**YOUR INSTRUCTIONS:** In the records below, find each line with the word "queste" and copy it.

Saved entries:
◇ ◇ ◇ ◇
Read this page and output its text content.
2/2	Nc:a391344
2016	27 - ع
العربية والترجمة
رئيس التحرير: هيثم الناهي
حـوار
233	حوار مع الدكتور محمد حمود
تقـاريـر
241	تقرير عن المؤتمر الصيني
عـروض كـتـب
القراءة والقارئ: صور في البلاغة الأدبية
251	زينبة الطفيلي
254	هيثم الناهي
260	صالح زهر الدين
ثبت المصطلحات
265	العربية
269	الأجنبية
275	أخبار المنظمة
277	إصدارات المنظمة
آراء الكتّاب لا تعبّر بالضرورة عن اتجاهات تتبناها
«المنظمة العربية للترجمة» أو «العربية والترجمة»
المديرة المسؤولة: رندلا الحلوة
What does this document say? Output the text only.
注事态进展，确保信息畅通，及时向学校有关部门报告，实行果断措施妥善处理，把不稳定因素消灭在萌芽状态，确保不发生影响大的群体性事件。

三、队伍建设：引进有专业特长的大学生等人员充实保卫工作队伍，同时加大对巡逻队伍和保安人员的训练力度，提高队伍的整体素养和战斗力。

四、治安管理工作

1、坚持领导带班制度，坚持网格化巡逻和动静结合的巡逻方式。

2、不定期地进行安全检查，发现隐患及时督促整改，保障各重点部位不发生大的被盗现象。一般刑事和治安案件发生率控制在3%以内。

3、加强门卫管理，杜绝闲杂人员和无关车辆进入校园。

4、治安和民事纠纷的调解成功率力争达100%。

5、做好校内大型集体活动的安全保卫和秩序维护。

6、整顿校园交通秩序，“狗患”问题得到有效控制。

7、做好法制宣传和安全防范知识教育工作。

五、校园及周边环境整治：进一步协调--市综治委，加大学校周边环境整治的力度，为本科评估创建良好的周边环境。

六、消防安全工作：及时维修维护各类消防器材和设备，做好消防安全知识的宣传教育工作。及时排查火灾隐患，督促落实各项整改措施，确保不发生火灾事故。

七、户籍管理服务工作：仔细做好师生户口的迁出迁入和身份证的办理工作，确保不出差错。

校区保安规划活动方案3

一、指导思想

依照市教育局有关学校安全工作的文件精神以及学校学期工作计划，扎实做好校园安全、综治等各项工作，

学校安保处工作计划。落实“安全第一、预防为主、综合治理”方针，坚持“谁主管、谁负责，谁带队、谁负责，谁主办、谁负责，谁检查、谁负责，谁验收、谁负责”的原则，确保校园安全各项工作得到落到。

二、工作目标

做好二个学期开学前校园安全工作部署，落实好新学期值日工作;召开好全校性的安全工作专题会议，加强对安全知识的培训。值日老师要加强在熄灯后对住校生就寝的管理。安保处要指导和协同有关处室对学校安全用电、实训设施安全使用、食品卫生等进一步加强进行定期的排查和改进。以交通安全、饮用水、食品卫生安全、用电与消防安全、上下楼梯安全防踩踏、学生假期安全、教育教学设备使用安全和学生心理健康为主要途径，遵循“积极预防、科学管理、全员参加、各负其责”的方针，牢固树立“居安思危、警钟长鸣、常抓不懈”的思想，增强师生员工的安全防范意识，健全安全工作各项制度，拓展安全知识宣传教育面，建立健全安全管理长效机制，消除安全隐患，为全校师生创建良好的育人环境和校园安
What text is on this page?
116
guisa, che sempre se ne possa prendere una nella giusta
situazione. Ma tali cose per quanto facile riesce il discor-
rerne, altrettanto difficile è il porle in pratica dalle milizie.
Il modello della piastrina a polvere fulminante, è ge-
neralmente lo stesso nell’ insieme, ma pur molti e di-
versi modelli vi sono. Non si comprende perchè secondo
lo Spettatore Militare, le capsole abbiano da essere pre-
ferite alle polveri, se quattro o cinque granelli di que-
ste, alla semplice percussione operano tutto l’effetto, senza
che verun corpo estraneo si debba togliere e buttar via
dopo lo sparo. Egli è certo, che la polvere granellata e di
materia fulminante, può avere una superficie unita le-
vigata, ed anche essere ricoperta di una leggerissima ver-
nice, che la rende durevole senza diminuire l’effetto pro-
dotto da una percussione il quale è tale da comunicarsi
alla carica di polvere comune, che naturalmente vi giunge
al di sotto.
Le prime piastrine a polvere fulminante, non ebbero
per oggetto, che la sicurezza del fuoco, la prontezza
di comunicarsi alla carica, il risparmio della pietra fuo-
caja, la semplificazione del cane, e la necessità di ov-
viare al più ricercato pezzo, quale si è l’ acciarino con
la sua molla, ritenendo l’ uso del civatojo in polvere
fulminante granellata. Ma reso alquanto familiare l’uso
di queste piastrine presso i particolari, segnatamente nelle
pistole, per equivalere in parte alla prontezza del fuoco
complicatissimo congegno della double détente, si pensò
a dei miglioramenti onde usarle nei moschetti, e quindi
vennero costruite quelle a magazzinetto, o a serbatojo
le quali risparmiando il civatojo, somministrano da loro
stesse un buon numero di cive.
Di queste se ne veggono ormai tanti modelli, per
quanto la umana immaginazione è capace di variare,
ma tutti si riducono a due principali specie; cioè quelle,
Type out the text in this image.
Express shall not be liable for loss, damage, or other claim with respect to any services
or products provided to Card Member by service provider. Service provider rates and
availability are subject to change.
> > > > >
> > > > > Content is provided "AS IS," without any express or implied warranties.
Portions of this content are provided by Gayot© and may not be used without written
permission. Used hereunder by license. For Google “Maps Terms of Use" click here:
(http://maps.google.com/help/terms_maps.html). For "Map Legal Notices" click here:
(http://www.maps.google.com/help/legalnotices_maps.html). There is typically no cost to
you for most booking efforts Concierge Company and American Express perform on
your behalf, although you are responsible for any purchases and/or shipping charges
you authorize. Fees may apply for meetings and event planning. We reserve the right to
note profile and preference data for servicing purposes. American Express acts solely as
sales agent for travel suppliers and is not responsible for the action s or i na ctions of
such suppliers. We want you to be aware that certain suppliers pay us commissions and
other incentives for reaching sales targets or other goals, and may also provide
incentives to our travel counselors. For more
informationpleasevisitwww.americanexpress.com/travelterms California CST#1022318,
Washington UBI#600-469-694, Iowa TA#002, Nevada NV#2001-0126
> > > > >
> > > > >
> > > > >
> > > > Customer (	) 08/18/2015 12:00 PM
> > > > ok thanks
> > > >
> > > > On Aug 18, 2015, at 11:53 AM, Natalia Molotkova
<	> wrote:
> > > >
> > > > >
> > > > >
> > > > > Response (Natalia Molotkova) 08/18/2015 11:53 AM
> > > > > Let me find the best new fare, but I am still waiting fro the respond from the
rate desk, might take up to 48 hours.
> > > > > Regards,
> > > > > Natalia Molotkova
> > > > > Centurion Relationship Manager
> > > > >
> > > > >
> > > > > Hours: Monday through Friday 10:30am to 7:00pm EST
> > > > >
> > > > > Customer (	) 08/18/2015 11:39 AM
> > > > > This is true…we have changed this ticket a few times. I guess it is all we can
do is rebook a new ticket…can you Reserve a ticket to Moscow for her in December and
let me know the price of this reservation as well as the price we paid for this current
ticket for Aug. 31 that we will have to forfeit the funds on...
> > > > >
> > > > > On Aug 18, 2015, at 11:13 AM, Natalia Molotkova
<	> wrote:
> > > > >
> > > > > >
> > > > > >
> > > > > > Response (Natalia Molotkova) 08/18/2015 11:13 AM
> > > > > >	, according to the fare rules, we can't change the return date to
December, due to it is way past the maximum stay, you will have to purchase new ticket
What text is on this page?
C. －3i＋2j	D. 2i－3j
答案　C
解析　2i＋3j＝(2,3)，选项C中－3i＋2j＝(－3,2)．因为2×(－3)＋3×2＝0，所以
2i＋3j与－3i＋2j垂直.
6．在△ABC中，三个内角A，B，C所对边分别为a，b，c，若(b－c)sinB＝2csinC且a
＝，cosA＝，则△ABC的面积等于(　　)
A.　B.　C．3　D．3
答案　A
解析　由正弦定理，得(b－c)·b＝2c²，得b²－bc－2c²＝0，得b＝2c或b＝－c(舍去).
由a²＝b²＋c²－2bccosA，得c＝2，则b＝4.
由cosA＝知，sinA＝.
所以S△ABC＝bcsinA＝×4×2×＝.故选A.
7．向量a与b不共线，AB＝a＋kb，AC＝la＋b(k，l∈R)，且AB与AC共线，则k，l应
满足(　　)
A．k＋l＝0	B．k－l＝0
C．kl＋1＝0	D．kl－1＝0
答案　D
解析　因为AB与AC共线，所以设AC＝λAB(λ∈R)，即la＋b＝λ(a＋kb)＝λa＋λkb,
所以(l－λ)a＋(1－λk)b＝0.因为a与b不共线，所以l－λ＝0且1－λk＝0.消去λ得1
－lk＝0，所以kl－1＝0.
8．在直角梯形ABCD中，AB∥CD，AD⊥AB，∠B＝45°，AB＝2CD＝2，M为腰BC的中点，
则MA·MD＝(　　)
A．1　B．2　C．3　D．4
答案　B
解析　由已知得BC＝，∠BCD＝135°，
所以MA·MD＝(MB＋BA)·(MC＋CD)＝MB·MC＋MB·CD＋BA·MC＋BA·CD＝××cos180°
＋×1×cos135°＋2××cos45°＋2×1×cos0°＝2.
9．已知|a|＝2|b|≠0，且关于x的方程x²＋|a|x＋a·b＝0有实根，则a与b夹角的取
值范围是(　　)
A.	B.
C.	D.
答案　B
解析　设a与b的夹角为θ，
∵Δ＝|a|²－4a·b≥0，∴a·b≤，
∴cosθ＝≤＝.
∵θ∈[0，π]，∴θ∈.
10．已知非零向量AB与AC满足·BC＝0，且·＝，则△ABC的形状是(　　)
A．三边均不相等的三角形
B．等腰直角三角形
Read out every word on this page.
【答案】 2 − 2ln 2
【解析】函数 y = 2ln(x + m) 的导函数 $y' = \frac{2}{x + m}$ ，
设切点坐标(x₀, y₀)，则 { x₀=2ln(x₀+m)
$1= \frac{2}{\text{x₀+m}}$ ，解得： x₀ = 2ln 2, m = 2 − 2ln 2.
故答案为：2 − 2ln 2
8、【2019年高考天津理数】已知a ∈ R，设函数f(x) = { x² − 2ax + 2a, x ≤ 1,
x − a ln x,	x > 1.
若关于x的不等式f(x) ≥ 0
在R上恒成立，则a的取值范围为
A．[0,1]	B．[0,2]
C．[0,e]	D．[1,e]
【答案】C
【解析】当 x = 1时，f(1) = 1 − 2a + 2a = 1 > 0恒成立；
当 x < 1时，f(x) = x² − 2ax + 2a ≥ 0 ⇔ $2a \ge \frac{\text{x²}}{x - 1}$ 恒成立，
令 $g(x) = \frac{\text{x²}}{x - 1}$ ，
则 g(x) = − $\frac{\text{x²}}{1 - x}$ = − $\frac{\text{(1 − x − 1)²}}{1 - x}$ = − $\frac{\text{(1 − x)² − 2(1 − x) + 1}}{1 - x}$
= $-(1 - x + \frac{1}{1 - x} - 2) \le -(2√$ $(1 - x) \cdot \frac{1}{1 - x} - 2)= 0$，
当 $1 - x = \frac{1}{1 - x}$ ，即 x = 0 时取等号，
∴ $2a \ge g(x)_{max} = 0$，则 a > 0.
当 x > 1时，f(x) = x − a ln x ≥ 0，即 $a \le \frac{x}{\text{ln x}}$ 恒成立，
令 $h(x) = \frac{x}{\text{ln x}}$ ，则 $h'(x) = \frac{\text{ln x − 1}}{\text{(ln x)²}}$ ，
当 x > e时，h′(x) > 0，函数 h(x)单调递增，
◇ ◇ ◇ ◇
**EXERCISE SOLUTION:**
di queste piastrine presso i particolari, segnatamente nelle
Di queste se ne veggono ormai tanti modelli, per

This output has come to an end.